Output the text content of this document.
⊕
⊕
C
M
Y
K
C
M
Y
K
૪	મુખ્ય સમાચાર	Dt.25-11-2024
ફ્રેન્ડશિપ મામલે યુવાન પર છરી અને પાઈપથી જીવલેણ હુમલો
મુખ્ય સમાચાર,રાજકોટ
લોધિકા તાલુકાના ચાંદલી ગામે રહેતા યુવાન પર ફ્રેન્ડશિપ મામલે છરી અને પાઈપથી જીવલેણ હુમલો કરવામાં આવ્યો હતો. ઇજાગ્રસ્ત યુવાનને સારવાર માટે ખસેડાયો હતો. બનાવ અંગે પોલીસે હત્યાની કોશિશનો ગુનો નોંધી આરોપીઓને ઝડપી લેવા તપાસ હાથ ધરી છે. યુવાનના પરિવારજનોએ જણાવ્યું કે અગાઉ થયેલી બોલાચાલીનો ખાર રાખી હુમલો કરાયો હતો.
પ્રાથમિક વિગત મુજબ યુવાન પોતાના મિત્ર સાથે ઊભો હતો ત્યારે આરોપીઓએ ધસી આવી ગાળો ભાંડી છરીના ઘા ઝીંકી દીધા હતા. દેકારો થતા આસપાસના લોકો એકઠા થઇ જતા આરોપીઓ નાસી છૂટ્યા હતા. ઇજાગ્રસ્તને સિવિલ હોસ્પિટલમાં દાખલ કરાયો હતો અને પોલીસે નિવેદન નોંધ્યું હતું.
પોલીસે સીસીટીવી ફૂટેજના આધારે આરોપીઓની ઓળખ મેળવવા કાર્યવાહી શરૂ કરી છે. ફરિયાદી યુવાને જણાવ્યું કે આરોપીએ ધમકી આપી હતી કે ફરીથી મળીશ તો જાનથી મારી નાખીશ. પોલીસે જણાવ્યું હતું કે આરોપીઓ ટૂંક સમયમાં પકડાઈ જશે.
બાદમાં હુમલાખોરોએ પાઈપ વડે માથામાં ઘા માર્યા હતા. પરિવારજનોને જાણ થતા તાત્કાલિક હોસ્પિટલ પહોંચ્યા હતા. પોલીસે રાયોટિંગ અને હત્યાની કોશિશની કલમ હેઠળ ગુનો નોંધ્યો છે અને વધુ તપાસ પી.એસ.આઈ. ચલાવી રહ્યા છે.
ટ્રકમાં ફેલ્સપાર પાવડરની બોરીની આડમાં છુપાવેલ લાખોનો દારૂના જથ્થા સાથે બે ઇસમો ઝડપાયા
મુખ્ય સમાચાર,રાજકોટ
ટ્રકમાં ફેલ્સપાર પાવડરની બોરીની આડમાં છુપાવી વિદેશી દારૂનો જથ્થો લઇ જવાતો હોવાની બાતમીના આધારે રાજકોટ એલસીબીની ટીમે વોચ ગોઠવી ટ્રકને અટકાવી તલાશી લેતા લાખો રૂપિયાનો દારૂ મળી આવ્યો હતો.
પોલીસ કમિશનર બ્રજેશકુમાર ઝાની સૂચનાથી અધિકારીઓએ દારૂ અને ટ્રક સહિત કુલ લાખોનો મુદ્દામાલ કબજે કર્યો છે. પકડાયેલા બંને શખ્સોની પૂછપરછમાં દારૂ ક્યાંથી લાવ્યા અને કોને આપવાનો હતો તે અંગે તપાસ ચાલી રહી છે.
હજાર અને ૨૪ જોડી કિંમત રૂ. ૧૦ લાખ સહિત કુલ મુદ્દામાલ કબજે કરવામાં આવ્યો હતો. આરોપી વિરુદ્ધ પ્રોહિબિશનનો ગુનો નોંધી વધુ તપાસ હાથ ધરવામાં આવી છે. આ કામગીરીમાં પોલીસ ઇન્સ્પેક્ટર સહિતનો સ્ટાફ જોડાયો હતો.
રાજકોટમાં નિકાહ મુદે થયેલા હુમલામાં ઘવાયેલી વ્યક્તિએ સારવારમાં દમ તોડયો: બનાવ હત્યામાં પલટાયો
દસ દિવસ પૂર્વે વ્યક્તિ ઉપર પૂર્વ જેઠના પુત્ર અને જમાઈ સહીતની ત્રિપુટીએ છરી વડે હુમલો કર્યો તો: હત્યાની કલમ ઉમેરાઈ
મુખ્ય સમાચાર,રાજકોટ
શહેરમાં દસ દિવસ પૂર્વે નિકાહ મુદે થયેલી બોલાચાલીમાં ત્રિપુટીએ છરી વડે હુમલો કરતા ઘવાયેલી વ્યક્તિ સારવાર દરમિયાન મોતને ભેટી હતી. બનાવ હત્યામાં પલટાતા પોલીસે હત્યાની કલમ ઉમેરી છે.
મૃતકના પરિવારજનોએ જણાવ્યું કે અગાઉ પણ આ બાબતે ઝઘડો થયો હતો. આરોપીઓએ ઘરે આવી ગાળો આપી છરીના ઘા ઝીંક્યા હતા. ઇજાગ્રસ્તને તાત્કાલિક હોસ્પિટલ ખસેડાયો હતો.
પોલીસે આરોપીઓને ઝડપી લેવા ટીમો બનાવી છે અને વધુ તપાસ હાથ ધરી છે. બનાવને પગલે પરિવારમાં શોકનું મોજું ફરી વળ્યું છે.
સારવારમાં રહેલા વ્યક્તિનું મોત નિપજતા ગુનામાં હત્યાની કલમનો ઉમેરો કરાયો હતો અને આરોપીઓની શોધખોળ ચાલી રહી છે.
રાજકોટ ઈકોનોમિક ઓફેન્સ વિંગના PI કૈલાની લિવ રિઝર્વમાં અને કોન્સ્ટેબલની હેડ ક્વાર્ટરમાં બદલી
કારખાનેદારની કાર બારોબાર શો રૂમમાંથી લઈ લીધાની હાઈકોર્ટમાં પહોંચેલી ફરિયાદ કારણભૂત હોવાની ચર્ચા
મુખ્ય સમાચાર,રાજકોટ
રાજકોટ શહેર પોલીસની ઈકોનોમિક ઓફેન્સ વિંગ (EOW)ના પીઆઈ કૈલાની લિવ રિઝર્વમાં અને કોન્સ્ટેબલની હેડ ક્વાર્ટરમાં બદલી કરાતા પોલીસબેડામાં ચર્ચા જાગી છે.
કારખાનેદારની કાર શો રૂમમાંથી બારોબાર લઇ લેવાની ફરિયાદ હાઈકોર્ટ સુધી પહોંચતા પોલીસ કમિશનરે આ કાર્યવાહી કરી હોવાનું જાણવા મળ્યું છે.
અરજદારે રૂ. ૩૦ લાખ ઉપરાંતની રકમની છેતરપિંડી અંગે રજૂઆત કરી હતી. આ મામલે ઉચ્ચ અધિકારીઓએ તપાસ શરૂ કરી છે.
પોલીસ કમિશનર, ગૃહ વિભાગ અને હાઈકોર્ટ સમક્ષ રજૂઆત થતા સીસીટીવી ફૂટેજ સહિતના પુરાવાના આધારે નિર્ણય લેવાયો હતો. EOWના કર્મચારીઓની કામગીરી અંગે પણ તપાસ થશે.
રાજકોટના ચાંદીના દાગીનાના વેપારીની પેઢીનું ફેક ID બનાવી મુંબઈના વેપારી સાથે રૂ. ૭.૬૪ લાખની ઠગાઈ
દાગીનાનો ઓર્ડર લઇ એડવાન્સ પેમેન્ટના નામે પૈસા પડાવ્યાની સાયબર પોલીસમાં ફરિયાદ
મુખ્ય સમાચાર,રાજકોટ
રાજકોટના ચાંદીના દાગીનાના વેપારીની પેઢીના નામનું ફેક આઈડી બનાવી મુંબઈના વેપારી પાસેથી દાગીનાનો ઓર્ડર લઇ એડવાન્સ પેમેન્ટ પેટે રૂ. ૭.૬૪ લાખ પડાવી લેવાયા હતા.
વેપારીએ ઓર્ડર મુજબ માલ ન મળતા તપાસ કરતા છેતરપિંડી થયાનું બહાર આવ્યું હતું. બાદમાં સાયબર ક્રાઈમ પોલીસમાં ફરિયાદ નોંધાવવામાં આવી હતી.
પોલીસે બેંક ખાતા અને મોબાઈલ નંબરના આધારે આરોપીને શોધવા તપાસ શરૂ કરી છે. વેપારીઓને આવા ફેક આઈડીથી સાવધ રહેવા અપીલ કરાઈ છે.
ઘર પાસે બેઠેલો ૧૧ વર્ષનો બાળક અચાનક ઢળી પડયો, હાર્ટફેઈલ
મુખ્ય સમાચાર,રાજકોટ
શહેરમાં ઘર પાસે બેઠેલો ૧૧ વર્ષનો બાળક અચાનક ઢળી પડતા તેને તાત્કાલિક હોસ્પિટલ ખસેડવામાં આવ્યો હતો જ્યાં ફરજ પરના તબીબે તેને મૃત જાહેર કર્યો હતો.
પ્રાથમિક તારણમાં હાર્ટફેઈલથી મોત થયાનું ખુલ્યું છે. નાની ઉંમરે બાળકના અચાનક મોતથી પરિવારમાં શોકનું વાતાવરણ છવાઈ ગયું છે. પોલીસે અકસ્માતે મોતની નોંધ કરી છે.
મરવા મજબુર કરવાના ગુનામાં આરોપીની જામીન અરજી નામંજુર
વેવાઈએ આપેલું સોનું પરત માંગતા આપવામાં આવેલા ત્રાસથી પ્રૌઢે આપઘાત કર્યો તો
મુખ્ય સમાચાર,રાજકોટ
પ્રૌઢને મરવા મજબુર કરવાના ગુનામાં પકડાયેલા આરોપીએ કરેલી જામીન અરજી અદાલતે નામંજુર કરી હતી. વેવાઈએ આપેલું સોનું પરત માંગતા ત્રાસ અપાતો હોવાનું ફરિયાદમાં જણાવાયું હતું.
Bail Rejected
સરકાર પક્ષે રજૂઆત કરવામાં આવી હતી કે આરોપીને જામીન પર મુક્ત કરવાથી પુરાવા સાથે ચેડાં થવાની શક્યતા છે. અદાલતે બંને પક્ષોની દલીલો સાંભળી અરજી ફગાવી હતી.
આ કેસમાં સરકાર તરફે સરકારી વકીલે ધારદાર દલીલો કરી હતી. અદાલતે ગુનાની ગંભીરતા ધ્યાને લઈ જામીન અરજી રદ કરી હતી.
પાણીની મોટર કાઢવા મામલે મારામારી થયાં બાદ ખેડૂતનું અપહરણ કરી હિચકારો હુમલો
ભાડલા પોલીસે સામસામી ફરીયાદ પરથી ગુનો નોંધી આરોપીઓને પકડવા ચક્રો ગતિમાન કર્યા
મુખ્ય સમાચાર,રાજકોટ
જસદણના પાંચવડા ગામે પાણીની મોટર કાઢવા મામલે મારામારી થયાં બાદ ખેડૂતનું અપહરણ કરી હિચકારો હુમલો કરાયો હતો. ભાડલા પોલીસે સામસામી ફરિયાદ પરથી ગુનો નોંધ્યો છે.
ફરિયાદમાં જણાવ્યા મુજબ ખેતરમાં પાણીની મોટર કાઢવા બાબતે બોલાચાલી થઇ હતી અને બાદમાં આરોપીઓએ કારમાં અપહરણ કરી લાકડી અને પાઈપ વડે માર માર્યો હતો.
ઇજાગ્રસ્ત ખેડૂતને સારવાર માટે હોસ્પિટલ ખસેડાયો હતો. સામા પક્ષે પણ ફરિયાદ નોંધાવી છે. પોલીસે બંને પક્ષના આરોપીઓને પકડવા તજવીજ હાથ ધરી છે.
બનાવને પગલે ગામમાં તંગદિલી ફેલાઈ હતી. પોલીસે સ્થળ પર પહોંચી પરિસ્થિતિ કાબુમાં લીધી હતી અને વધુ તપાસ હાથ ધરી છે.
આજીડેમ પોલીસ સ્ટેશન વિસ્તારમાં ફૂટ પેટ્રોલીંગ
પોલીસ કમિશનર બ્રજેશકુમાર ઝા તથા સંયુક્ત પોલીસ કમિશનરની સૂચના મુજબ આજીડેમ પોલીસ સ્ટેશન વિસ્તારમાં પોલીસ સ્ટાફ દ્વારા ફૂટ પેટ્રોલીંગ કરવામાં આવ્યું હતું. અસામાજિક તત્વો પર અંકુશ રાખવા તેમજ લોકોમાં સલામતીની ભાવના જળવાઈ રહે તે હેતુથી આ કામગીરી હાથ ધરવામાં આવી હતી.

> [Directions for this task]: Go through the records and copy each line with "વડરન" in it.

> [Exercise output]:
ટ્રકમાં ફેલ્સપાર પાવડરની બોરીની આડમાં છુપાવેલ લાખોનો દારૂના જથ્થા સાથે બે ઇસમો ઝડપાયા
ટ્રકમાં ફેલ્સપાર પાવડરની બોરીની આડમાં છુપાવી વિદેશી દારૂનો જથ્થો લઇ જવાતો હોવાની બાતમીના આધારે રાજકોટ એલસીબીની ટીમે વોચ ગોઠવી ટ્રકને અટકાવી તલાશી લેતા લાખો રૂપિયાનો દારૂ મળી આવ્યો હતો.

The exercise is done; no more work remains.